[START]

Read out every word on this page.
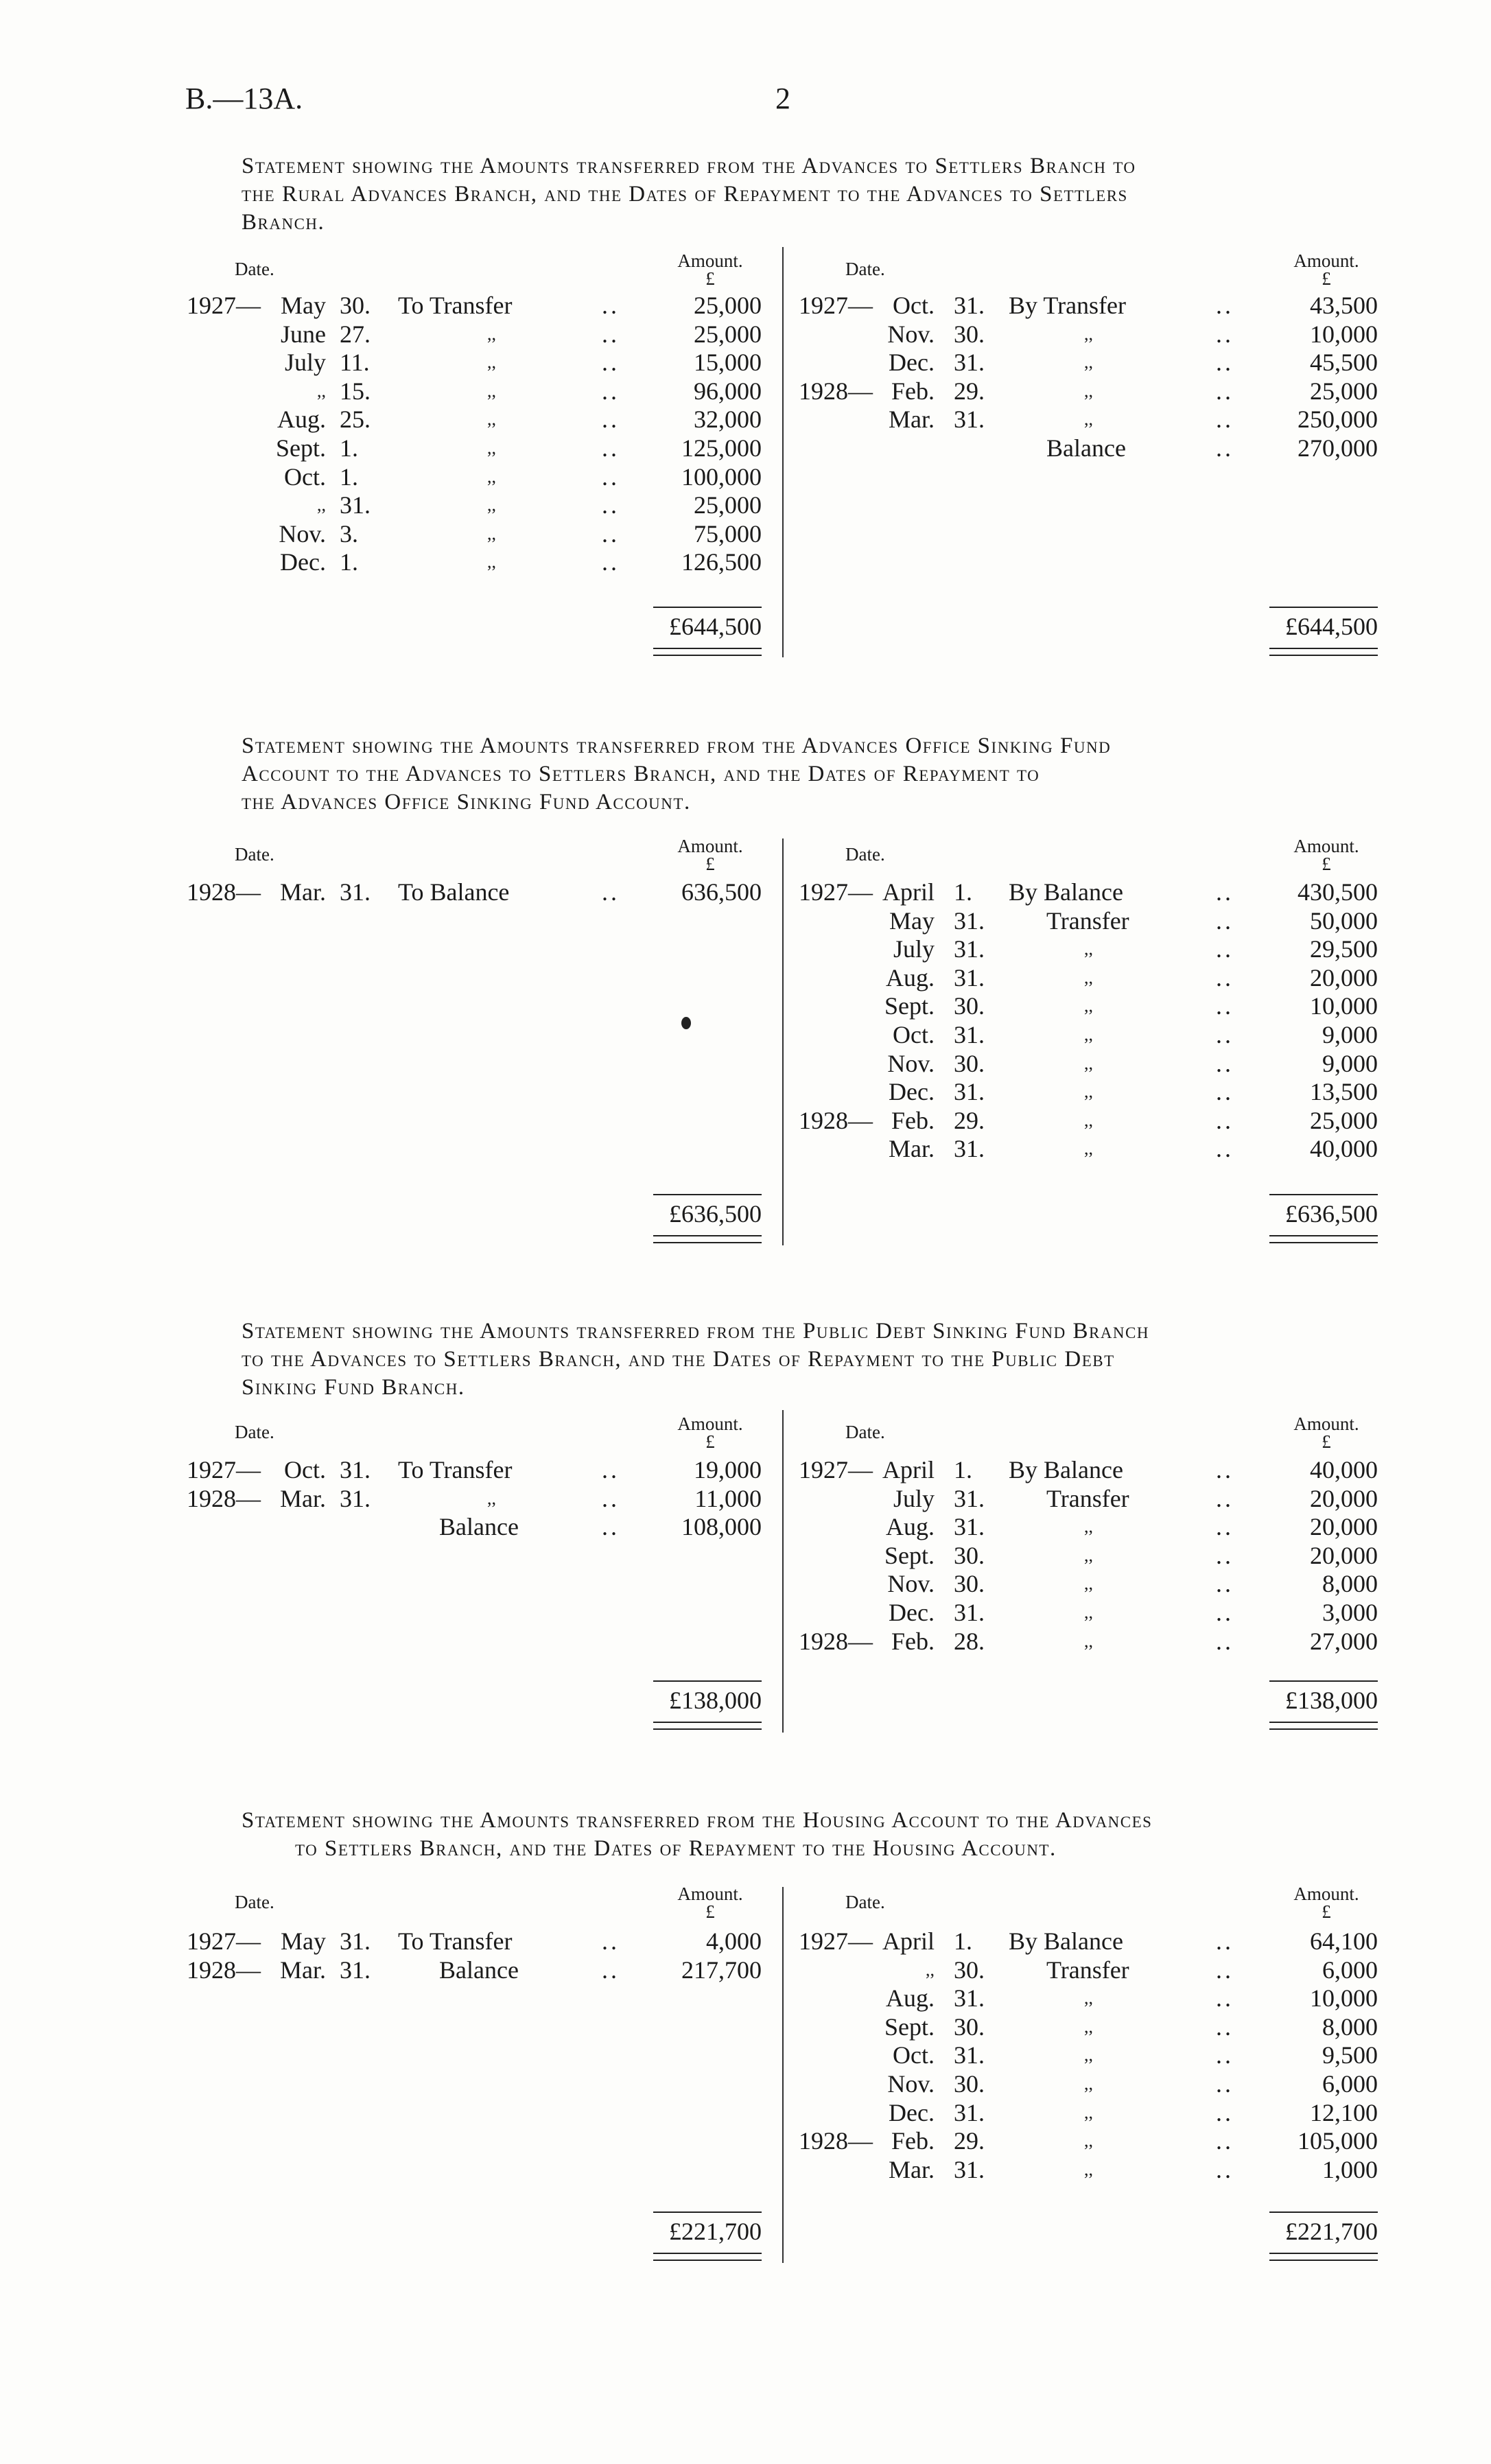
B.—13A.	2
Statement showing the Amounts transferred from the Advances to Settlers Branch to
the Rural Advances Branch, and the Dates of Repayment to the Advances to Settlers
Branch.
Date.	Amount.
£
1927— May 30.	To Transfer	..	25,000
June 27.	,,	..	25,000
July 11.	,,	..	15,000
,, 15.	,,	..	96,000
Aug. 25.	,,	..	32,000
Sept. 1.	,,	..	125,000
Oct. 1.	,,	..	100,000
,, 31.	,,	..	25,000
Nov. 3.	,,	..	75,000
Dec. 1.	,,	..	126,500
£644,500
Date.	Amount.
£
1927— Oct. 31. By Transfer	..	43,500
Nov. 30.	,,	..	10,000
Dec. 31.	,,	..	45,500
1928— Feb. 29.	,,	..	25,000
Mar. 31.	,,	..	250,000
Balance	..	270,000
£644,500
Statement showing the Amounts transferred from the Advances Office Sinking Fund
Account to the Advances to Settlers Branch, and the Dates of Repayment to
the Advances Office Sinking Fund Account.
Date.	Amount.
£
1928— Mar. 31.	To Balance	..	636,500
£636,500
Date.	Amount.
£
1927— April 1.	By Balance	..	430,500
May 31.	Transfer	..	50,000
July 31.	,,	..	29,500
Aug. 31.	,,	..	20,000
Sept. 30.	,,	..	10,000
Oct. 31.	,,	..	9,000
Nov. 30.	,,	..	9,000
Dec. 31.	,,	..	13,500
1928— Feb. 29.	,,	..	25,000
Mar. 31.	,,	..	40,000
£636,500
Statement showing the Amounts transferred from the Public Debt Sinking Fund Branch
to the Advances to Settlers Branch, and the Dates of Repayment to the Public Debt
Sinking Fund Branch.
Date.	Amount.
£
1927— Oct. 31.	To Transfer	..	19,000
1928— Mar. 31.	,,	..	11,000
Balance	..	108,000
£138,000
Date.	Amount.
£
1927— April 1.	By Balance	..	40,000
July 31.	Transfer	..	20,000
Aug. 31.	,,	..	20,000
Sept. 30.	,,	..	20,000
Nov. 30.	,,	..	8,000
Dec. 31.	,,	..	3,000
1928— Feb. 28.	,,	..	27,000
£138,000
Statement showing the Amounts transferred from the Housing Account to the Advances
to Settlers Branch, and the Dates of Repayment to the Housing Account.
Date.	Amount.
£
1927— May 31.	To Transfer	..	4,000
1928— Mar. 31.	Balance	..	217,700
£221,700
Date.	Amount.
£
1927— April 1.	By Balance	..	64,100
,, 30.	Transfer	..	6,000
Aug. 31.	,,	..	10,000
Sept. 30.	,,	..	8,000
Oct. 31.	,,	..	9,500
Nov. 30.	,,	..	6,000
Dec. 31.	,,	..	12,100
1928— Feb. 29.	,,	..	105,000
Mar. 31.	,,	..	1,000
£221,700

[END]

WHAT NEEDS TO BE DONE:
From the material above, gather all lines that include the string "Statement" and copy them.

RESULT:
Statement showing the Amounts transferred from the Advances to Settlers Branch to
Statement showing the Amounts transferred from the Advances Office Sinking Fund
Statement showing the Amounts transferred from the Public Debt Sinking Fund Branch
Statement showing the Amounts transferred from the Housing Account to the Advances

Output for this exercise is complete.